Source data:
____________

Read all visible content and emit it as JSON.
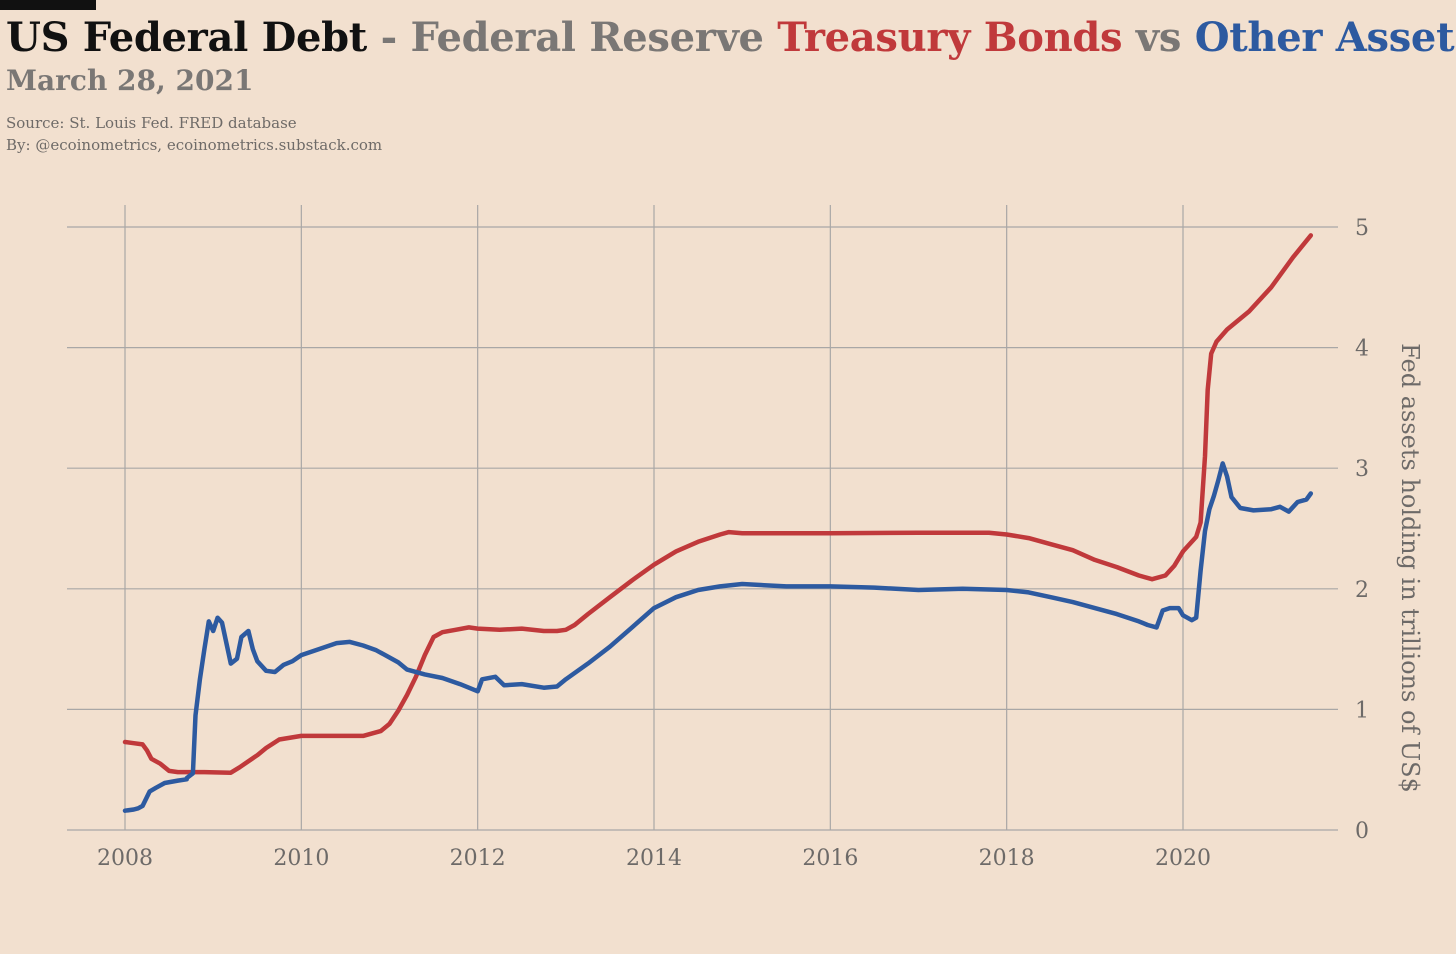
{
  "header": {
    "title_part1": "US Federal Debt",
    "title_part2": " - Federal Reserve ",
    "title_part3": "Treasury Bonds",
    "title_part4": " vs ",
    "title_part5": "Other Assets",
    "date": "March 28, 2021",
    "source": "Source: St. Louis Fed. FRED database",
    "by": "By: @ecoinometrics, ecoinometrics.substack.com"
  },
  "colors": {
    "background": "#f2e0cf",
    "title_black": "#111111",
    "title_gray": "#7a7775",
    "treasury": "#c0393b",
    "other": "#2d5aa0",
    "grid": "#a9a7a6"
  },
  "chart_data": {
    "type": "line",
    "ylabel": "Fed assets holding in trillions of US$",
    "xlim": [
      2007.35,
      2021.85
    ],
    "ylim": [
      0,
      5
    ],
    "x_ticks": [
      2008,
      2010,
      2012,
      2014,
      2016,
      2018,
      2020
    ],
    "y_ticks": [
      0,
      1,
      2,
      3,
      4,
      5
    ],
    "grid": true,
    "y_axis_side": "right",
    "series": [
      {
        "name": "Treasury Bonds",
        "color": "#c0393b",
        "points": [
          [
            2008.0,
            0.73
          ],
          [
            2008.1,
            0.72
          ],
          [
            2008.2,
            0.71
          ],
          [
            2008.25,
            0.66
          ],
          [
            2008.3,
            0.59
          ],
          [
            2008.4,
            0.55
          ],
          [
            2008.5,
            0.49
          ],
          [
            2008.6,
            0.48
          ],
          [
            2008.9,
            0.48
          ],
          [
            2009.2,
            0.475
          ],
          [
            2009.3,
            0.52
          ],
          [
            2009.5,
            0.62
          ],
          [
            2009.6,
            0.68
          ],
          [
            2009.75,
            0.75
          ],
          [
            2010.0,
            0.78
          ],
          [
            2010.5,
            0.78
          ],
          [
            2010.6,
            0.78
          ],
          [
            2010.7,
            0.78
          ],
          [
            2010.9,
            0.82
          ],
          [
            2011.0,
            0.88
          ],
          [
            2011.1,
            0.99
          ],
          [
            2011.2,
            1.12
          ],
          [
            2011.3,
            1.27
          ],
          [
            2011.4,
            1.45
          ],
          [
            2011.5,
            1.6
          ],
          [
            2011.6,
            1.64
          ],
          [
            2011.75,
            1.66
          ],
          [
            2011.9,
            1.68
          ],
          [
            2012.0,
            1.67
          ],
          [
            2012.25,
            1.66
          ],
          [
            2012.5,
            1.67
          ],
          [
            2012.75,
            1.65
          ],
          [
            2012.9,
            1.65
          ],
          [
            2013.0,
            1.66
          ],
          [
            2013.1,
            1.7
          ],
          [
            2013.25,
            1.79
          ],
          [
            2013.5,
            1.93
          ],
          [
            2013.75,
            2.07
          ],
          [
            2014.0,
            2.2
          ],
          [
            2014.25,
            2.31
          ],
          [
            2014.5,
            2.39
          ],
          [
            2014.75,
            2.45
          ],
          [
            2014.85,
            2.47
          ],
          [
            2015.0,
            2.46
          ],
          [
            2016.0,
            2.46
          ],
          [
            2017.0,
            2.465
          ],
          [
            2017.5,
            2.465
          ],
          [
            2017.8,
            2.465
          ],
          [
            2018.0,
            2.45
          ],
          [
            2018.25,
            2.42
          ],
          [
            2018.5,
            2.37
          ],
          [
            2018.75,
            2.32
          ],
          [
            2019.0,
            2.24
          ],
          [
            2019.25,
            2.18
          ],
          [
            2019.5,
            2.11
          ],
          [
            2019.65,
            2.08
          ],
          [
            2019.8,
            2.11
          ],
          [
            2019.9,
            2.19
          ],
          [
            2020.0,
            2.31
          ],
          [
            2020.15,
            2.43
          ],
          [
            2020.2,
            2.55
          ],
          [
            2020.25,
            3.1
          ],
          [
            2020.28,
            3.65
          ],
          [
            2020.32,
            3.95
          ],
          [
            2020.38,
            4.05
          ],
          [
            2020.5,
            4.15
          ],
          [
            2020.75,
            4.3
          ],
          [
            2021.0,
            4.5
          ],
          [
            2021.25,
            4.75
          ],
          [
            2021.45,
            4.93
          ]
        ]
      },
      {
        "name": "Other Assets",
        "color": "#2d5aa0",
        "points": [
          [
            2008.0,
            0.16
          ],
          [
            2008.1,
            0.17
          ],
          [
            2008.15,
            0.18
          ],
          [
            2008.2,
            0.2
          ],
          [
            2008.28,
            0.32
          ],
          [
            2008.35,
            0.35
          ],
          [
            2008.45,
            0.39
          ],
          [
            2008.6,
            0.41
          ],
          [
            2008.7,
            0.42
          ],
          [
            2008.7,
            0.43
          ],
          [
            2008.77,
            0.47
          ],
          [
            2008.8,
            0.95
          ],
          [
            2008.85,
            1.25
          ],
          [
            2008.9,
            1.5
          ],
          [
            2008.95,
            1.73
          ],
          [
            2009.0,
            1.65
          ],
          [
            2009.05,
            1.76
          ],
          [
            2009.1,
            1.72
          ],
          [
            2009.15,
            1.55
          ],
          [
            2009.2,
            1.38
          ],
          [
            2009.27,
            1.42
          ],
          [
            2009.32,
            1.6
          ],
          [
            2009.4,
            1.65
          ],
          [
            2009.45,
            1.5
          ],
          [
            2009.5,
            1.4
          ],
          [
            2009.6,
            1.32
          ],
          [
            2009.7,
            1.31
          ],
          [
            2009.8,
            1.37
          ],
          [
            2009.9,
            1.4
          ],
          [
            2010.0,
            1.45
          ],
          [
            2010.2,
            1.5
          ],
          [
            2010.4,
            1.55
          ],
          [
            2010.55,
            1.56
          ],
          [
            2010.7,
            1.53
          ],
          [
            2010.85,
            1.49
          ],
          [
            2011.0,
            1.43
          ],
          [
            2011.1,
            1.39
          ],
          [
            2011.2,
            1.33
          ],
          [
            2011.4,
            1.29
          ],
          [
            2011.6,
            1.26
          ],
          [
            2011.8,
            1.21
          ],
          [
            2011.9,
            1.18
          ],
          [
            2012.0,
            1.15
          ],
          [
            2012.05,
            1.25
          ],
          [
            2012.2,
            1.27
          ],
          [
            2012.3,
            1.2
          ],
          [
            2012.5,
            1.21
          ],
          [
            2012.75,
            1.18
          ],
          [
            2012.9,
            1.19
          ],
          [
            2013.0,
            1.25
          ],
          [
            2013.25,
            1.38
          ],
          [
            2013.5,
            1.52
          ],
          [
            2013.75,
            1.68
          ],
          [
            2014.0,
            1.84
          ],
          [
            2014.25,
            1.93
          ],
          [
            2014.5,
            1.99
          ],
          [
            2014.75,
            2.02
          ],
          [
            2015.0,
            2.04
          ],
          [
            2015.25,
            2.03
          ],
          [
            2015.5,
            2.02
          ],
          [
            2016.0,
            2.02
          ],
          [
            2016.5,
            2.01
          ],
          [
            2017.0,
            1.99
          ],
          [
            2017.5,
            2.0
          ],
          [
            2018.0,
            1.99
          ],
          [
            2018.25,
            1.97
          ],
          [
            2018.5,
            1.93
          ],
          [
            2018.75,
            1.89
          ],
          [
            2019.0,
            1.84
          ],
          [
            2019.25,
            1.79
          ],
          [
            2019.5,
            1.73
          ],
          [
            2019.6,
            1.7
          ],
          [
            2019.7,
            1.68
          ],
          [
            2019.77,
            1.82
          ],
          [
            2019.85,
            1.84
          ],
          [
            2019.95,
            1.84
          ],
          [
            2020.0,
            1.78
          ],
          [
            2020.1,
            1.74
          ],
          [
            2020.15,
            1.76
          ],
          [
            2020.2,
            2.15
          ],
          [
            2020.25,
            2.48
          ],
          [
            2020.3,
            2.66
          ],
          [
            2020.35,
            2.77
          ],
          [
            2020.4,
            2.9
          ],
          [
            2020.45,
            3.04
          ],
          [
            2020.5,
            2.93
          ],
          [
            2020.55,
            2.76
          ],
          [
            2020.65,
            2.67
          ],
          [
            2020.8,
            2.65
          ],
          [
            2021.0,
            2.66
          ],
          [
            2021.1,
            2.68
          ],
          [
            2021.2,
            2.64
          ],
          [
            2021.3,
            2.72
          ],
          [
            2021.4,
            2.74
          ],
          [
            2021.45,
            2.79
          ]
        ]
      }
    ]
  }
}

____________

Determine how many lines above contain "Bonds" as a word or string. Give the number alone.

Result of this exercise: 2